Dataset rows about figures:
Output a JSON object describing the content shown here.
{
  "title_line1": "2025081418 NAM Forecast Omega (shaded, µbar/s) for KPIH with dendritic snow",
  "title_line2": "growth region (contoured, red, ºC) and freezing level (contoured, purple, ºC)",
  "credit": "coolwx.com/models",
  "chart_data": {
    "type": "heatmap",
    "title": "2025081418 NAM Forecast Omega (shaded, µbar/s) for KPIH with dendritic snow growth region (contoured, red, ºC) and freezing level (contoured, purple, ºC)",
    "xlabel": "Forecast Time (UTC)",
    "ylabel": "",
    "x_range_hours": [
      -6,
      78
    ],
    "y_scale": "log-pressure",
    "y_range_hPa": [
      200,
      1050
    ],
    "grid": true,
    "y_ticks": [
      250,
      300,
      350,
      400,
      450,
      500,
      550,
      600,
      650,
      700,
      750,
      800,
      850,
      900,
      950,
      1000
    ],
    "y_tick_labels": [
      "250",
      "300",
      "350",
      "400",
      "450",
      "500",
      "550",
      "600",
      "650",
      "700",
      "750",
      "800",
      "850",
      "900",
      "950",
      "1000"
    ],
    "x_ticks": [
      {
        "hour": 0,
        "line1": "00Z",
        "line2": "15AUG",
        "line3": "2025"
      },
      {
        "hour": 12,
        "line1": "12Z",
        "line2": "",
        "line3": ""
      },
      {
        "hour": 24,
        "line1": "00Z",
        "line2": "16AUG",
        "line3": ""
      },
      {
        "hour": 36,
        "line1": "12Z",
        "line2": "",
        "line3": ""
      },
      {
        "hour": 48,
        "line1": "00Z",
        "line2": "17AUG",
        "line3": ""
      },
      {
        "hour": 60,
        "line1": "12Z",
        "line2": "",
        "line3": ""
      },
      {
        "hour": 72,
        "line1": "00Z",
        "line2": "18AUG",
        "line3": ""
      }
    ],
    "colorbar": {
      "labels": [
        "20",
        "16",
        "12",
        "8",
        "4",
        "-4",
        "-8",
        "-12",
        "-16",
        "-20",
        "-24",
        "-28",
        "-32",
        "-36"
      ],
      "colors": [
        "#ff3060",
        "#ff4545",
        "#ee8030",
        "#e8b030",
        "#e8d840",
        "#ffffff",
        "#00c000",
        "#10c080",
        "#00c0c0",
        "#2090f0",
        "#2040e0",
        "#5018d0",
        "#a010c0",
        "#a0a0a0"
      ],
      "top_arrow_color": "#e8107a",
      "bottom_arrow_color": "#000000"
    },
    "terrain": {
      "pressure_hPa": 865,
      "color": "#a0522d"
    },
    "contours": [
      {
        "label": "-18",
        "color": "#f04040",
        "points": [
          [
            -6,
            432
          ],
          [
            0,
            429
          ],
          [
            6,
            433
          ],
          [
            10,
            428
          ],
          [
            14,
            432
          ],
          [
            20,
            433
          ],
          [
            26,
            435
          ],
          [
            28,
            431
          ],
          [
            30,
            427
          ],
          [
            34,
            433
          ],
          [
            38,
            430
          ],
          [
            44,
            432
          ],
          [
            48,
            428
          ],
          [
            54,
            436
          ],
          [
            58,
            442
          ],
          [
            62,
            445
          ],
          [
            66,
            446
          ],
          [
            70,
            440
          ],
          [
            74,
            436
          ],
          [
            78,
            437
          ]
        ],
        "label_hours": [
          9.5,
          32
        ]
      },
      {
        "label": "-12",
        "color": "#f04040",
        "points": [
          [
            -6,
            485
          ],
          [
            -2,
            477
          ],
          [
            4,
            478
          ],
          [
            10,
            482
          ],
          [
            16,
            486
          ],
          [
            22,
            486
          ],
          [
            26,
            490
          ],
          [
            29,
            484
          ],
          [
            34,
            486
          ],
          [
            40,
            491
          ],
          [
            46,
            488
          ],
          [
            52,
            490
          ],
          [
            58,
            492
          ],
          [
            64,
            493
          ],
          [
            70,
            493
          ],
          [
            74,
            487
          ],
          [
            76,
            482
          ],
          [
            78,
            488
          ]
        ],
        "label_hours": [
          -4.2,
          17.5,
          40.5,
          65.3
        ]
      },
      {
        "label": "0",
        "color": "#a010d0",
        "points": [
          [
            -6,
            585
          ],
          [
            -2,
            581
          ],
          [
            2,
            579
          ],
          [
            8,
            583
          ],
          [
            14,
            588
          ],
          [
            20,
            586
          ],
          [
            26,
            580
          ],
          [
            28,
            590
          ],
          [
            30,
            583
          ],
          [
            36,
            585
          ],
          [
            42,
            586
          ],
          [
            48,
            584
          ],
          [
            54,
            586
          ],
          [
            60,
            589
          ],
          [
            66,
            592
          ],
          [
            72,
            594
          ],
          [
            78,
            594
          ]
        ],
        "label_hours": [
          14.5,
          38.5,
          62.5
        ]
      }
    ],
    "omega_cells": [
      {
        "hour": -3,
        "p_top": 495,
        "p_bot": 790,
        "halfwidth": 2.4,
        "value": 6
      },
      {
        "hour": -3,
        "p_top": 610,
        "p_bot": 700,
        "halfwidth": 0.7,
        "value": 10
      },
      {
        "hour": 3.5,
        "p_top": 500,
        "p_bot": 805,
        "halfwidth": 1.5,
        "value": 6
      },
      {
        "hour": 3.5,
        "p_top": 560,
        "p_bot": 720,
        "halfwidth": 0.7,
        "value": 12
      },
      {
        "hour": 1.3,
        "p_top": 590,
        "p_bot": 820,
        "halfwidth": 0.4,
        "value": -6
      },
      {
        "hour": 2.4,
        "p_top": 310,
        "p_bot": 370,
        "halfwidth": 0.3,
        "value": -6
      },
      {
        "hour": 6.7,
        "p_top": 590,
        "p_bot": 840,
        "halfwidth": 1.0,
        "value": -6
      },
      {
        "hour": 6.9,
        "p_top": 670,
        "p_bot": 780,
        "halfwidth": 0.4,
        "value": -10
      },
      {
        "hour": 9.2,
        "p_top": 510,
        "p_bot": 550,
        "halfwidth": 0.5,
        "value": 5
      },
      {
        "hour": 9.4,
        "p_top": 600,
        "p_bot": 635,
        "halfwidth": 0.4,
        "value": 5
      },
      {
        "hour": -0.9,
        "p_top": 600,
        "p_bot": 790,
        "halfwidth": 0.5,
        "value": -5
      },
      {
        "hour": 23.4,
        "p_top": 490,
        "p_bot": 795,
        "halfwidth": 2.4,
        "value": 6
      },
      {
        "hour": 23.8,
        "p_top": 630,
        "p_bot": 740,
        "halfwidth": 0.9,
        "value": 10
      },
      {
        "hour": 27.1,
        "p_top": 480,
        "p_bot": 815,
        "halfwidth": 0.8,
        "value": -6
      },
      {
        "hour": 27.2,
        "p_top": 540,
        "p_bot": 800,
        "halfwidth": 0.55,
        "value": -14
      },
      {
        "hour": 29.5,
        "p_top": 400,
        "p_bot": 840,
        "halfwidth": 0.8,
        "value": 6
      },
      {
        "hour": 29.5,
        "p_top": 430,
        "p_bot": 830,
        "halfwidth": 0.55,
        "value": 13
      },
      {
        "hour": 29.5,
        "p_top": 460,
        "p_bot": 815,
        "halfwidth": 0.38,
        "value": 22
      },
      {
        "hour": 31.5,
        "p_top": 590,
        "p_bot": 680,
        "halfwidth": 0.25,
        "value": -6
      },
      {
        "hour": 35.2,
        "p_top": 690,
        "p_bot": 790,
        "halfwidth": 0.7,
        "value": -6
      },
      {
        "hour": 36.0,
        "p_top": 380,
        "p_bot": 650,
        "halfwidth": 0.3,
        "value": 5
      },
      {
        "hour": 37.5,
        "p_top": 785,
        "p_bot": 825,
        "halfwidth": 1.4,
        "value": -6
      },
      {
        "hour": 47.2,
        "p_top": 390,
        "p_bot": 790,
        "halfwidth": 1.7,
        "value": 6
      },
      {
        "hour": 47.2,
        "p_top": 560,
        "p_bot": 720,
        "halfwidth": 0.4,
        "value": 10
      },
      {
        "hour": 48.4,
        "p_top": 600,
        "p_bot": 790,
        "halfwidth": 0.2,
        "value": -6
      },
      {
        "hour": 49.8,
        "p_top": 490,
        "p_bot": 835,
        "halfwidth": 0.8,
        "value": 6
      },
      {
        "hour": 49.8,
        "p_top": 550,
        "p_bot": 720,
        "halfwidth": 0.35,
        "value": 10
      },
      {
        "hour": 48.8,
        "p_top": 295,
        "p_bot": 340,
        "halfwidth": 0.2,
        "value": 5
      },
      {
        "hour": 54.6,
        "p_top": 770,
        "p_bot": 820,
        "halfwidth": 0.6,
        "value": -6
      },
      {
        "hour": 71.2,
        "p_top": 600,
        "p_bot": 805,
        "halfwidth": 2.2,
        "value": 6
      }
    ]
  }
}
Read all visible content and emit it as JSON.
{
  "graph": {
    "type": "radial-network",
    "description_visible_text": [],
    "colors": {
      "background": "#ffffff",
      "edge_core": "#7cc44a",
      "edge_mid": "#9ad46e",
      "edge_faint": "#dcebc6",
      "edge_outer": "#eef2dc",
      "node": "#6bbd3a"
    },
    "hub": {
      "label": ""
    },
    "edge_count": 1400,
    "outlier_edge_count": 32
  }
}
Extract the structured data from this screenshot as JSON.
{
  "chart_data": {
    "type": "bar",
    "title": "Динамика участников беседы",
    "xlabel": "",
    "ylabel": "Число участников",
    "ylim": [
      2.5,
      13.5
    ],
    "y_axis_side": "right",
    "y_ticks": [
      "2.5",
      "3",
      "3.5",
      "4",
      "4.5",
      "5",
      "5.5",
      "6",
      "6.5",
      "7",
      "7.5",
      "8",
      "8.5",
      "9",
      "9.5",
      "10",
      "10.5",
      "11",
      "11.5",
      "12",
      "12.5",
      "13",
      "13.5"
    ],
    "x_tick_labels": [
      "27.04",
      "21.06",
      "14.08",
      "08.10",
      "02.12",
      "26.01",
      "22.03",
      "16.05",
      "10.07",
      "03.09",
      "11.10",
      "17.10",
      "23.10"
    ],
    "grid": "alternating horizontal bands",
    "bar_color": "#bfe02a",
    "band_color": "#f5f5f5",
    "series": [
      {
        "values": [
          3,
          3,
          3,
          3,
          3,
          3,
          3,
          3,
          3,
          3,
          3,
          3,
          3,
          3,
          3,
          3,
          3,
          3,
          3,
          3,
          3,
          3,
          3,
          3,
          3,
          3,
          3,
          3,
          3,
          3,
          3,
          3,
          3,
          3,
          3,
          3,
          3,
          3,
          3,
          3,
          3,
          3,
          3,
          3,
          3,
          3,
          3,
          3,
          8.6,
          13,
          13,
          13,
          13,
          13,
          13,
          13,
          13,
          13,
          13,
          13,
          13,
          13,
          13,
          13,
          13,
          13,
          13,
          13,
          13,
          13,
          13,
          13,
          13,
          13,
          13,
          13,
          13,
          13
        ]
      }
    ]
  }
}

> _What is being asked_: Identify the lines of the data that contain the word "freezing". Copy each of them.

> _Solution to this exercise_:
  "title_line2": "growth region (contoured, red, ºC) and freezing level (contoured, purple, ºC)",
    "title": "2025081418 NAM Forecast Omega (shaded, µbar/s) for KPIH with dendritic snow growth region (contoured, red, ºC) and freezing level (contoured, purple, ºC)",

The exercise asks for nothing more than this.